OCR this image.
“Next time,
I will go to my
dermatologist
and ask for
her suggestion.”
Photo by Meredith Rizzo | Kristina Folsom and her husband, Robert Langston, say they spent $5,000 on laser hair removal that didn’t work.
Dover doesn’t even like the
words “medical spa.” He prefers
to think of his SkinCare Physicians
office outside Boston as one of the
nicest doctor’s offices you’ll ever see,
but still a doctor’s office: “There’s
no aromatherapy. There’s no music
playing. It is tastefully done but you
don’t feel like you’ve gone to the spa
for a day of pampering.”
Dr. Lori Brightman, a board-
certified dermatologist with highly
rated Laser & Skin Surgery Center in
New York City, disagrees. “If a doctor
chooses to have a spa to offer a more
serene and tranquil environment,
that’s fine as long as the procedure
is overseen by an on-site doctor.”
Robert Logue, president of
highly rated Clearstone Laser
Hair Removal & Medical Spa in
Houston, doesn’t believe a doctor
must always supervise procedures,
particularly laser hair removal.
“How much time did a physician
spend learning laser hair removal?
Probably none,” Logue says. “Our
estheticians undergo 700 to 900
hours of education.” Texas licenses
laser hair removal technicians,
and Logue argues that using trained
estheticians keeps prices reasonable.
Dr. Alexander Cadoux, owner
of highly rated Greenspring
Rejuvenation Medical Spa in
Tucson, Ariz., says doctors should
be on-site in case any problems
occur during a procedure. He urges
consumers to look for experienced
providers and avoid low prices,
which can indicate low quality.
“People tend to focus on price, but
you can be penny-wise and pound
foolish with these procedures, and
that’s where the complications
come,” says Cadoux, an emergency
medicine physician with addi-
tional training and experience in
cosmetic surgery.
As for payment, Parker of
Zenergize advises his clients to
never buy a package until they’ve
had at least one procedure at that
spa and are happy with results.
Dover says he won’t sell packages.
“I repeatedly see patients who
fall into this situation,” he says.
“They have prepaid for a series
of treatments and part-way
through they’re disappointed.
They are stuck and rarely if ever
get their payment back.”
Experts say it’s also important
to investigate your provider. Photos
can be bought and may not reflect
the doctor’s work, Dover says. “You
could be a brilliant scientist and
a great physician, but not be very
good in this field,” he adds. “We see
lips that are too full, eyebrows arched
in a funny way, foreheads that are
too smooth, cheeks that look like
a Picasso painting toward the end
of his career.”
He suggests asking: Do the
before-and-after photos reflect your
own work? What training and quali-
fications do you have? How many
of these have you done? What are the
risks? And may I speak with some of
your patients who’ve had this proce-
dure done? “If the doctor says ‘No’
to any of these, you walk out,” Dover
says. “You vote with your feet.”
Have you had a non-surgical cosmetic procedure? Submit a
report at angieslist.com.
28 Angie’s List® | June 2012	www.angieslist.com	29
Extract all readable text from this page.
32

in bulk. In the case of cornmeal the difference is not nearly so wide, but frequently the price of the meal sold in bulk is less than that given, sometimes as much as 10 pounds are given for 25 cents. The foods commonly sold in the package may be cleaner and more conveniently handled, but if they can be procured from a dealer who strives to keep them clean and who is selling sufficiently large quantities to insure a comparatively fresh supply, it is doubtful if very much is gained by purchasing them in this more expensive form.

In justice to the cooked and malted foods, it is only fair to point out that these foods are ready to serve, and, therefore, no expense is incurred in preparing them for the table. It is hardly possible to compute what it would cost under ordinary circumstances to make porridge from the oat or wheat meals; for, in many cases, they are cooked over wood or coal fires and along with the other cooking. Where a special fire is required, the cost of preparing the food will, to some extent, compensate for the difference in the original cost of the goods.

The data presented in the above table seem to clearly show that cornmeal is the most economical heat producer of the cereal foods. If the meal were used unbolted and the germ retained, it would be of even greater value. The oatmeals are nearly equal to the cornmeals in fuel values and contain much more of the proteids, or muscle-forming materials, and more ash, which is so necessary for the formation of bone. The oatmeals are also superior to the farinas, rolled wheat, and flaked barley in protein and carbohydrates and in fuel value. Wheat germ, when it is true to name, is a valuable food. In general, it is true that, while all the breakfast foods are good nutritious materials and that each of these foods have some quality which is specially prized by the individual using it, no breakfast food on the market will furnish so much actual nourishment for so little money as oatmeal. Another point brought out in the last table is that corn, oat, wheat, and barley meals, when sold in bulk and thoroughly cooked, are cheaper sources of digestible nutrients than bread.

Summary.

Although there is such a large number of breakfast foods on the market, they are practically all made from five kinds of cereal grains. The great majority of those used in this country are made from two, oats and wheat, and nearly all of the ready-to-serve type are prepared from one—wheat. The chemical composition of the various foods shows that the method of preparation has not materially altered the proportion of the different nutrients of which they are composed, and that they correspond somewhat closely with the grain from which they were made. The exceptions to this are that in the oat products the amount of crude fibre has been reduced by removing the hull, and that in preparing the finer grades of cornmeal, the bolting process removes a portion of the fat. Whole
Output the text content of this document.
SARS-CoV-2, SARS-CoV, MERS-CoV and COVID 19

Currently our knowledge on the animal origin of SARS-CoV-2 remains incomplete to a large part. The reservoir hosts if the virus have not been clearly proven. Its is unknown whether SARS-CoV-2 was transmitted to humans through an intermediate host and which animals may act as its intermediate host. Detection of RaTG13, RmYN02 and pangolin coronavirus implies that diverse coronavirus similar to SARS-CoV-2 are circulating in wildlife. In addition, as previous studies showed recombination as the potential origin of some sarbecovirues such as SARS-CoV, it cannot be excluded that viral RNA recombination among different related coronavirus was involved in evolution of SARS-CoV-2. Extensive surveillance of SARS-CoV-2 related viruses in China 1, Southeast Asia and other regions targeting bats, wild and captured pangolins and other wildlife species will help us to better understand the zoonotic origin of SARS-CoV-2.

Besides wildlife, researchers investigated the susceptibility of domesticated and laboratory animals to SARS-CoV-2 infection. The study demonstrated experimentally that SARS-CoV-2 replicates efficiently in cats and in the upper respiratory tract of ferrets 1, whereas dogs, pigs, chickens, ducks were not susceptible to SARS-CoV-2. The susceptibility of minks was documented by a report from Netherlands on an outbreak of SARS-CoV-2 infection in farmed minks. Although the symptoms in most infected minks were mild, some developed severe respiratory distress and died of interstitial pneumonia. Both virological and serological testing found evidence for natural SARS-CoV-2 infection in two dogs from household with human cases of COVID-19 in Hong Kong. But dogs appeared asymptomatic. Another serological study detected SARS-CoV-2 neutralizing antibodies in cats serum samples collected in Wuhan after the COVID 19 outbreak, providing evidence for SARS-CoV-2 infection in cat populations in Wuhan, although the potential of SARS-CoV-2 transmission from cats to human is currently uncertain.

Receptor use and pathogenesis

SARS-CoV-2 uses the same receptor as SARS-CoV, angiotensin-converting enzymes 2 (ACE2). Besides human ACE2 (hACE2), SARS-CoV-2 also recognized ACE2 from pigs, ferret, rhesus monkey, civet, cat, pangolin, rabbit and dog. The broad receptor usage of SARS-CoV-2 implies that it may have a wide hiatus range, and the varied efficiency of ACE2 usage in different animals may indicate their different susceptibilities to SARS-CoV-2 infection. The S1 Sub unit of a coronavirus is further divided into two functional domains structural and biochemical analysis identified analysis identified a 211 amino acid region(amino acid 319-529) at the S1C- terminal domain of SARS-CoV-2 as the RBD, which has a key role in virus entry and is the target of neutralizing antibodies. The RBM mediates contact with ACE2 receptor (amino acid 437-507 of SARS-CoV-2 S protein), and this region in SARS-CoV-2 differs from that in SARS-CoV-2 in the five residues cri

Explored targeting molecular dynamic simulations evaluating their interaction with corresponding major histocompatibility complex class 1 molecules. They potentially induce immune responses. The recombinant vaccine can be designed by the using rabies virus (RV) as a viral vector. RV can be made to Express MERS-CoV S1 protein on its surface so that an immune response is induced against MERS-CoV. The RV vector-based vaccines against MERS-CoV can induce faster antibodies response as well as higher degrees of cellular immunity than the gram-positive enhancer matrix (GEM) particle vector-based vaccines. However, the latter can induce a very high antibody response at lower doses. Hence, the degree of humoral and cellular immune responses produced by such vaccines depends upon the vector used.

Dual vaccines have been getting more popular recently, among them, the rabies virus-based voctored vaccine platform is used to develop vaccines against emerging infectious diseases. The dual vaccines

────────────────────────────────────────

#### [Task description]
Every line with "Robert" in it should be copied from the entries.

#### [Task solution]
Photo by Meredith Rizzo | Kristina Folsom and her husband, Robert Langston, say they spent $5,000 on laser hair removal that didn’t work.
Robert Logue, president of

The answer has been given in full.